Search the listing below for the string "Flat" and copy every line where it occurs.

::::::::::

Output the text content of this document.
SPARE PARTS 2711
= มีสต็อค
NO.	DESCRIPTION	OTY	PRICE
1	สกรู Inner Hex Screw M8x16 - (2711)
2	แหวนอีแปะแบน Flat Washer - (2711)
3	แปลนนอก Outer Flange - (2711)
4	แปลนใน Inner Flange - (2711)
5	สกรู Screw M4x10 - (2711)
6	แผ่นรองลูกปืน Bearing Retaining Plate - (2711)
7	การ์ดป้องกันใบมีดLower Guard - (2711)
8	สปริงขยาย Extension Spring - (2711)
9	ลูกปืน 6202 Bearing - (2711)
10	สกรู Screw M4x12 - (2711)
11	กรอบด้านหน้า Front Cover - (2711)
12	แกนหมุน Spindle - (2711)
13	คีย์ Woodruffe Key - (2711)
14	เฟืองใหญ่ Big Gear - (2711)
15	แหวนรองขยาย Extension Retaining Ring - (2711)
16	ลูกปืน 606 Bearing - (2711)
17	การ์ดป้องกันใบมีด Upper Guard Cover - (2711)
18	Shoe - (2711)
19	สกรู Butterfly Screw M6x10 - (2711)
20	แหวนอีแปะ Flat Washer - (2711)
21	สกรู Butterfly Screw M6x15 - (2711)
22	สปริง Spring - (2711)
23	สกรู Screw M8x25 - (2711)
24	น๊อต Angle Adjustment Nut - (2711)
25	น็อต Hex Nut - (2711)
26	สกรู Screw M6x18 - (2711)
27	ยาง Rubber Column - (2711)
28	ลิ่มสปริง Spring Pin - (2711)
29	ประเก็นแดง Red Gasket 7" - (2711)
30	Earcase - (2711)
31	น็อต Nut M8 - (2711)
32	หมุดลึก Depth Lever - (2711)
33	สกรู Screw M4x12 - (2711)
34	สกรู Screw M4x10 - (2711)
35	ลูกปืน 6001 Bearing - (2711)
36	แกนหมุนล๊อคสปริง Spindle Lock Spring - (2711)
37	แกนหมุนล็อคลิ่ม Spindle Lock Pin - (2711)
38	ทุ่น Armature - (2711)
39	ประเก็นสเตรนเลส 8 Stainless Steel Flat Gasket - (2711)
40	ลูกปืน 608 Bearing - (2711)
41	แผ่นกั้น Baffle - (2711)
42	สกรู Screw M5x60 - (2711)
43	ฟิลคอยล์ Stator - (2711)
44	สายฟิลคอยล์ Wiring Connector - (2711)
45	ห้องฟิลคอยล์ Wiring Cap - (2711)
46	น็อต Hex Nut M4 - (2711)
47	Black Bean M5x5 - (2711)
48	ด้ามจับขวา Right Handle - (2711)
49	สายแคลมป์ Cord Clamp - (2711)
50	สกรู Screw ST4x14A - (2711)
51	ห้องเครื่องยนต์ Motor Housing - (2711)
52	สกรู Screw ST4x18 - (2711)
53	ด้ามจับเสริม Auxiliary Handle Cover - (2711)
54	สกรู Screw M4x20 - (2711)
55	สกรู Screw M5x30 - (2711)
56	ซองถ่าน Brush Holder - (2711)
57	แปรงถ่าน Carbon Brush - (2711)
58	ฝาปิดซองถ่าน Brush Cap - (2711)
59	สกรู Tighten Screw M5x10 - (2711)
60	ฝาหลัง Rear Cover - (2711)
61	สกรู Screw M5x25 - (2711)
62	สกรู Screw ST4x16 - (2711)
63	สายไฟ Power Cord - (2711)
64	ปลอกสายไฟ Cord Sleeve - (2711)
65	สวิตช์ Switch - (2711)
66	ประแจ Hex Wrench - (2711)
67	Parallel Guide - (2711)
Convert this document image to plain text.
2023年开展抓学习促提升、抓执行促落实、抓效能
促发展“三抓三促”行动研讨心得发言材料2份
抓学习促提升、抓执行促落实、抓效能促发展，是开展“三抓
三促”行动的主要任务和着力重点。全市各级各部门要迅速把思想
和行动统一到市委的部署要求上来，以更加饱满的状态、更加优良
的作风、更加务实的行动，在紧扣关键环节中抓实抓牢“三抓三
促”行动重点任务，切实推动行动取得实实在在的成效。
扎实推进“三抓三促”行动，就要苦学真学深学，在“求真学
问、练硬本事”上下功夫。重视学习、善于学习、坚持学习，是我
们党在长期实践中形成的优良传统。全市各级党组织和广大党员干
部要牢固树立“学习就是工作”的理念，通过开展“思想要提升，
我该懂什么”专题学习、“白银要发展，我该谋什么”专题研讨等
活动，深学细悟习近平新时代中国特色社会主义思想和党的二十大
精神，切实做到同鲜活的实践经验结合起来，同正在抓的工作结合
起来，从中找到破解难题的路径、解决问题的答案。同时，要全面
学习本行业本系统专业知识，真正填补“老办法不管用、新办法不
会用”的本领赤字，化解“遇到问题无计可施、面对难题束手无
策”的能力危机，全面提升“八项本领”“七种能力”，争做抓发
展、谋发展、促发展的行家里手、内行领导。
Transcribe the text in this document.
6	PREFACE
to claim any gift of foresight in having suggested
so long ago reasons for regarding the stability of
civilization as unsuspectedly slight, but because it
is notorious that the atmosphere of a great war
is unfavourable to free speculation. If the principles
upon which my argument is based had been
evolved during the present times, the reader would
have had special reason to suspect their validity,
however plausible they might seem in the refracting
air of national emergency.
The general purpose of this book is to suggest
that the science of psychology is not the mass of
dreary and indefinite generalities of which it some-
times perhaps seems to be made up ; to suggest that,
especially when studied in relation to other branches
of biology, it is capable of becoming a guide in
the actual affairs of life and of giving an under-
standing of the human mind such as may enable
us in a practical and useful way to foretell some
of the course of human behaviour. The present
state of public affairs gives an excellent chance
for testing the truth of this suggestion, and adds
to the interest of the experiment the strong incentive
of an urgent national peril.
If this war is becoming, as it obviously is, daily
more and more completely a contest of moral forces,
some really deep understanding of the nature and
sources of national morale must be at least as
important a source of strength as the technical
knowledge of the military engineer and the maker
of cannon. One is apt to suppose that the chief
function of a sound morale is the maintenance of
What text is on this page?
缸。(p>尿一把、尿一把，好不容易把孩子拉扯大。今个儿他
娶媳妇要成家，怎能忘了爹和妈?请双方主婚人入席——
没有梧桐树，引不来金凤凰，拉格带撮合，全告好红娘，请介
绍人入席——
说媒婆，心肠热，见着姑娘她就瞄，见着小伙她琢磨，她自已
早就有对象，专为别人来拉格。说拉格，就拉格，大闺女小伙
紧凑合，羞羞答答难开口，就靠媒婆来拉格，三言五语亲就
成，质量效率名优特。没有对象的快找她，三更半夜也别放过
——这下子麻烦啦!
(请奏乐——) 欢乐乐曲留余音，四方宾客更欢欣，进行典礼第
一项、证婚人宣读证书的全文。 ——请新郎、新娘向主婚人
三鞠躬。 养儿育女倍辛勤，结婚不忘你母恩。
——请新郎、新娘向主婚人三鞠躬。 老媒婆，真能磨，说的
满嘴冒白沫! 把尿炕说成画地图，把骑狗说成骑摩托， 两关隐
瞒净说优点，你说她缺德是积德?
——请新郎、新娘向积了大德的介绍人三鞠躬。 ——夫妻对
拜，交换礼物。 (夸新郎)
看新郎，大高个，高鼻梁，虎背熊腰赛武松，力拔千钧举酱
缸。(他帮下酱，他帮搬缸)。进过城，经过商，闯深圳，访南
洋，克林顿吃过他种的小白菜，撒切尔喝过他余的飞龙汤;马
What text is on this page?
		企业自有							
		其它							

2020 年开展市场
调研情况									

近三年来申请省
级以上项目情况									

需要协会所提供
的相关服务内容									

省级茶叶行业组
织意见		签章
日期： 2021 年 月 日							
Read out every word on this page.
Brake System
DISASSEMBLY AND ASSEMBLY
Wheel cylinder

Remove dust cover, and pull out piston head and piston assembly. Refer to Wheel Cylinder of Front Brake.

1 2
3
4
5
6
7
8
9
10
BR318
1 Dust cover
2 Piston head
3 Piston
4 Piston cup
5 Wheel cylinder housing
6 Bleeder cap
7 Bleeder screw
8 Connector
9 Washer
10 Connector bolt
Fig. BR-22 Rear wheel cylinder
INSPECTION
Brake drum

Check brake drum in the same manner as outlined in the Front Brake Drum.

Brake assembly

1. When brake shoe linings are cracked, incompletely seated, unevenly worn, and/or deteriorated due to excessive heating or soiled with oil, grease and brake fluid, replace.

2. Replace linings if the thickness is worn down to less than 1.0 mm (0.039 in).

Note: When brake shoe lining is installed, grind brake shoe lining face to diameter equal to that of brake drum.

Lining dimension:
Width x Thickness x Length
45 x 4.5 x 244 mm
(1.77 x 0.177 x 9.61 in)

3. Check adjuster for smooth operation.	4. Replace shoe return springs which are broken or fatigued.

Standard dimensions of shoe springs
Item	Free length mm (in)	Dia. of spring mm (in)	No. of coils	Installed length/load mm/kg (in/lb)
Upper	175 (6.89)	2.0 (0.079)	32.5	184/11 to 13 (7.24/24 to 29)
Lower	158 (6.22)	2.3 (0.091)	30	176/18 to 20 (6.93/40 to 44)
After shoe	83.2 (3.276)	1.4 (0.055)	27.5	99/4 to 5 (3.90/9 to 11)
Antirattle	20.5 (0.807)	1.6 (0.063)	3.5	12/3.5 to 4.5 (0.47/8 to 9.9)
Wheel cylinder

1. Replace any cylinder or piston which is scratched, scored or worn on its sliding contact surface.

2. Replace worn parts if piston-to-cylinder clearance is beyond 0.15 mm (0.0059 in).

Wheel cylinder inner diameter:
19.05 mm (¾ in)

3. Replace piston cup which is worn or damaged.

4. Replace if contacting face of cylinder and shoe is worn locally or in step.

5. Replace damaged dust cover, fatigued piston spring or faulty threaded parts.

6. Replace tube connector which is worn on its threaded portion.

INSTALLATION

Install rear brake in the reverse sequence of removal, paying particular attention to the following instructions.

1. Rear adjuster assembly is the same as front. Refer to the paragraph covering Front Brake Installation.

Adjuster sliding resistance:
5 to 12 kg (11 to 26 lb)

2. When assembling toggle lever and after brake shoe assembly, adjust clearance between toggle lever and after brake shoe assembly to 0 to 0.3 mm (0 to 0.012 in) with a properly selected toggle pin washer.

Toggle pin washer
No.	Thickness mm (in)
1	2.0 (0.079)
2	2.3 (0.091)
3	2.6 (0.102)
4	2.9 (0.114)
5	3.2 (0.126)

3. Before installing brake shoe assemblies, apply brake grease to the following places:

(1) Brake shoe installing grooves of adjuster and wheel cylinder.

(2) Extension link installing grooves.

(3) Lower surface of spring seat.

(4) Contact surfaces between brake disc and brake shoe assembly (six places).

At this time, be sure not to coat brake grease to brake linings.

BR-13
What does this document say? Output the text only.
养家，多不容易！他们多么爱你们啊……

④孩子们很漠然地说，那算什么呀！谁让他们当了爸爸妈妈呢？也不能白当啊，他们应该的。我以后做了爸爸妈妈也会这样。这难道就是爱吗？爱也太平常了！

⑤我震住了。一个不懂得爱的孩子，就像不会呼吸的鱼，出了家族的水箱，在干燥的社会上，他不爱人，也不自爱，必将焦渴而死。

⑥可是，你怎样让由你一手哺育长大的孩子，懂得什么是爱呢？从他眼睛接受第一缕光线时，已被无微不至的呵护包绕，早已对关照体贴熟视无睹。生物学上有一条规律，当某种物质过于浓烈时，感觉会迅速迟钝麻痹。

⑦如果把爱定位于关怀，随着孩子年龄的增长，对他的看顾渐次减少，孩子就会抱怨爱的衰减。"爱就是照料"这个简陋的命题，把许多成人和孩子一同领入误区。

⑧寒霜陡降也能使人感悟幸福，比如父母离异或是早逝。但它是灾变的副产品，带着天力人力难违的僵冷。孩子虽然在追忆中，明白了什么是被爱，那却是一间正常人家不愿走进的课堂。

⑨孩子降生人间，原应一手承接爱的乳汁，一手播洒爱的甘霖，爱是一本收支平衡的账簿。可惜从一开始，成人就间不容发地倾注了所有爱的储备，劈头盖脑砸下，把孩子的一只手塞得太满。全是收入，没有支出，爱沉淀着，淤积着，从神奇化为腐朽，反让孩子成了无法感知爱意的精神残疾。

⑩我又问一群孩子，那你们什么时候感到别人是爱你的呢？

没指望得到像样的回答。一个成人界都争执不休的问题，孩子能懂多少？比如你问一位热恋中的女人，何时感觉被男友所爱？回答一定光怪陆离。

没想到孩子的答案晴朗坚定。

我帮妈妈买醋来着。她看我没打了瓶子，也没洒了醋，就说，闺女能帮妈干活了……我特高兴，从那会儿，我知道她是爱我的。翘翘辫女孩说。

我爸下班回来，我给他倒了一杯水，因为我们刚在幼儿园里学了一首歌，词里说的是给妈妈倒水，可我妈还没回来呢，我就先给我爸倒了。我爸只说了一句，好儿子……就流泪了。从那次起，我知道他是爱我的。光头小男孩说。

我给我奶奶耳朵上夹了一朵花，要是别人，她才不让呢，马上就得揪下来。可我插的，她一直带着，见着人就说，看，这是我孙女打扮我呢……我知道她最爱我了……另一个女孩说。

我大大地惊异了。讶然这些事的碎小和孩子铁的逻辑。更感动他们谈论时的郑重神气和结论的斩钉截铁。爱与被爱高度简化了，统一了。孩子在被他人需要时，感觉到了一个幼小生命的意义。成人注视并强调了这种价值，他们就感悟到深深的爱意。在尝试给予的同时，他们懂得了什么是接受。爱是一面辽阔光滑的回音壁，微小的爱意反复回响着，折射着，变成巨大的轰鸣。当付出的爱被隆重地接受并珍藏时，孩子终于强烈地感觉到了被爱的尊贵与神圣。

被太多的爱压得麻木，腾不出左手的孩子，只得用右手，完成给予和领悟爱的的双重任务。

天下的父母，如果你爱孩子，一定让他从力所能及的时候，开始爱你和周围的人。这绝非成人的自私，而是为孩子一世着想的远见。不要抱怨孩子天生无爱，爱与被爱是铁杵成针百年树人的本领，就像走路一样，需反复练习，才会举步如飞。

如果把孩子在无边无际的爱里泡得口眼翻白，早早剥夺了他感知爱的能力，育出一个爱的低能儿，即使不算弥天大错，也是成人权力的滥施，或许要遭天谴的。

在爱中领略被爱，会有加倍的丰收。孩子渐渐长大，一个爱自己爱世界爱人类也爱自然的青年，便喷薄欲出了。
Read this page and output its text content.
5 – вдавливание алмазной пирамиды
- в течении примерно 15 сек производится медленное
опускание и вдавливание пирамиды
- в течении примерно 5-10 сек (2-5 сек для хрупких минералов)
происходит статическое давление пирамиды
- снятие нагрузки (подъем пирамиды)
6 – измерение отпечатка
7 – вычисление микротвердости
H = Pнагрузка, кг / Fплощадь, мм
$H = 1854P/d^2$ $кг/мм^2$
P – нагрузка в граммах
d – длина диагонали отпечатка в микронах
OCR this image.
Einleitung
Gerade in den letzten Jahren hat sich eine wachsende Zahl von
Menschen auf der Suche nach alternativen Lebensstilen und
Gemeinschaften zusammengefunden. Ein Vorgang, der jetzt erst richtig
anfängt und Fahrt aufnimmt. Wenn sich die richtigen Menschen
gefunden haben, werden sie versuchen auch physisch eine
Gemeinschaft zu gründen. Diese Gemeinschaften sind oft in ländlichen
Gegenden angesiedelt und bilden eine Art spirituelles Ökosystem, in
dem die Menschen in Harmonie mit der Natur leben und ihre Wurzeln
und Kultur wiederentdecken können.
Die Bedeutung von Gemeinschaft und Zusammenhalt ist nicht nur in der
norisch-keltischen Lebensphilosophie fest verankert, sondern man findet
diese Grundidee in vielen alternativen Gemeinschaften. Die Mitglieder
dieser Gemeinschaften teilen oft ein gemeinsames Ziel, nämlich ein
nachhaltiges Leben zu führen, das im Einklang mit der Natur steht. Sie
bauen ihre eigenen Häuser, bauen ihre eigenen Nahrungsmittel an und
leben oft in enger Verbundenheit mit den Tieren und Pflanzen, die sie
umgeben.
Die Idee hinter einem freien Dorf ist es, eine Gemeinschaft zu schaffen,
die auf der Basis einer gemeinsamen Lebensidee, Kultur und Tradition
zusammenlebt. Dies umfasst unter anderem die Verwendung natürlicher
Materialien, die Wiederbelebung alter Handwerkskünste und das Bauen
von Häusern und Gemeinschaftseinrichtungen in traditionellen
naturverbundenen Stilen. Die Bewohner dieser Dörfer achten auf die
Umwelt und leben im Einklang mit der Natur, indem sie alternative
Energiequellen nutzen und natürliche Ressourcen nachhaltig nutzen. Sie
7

::::::::::

_Worked answer_.
2	แหวนอีแปะแบน Flat Washer - (2711)
20	แหวนอีแปะ Flat Washer - (2711)
39	ประเก็นสเตรนเลส 8 Stainless Steel Flat Gasket - (2711)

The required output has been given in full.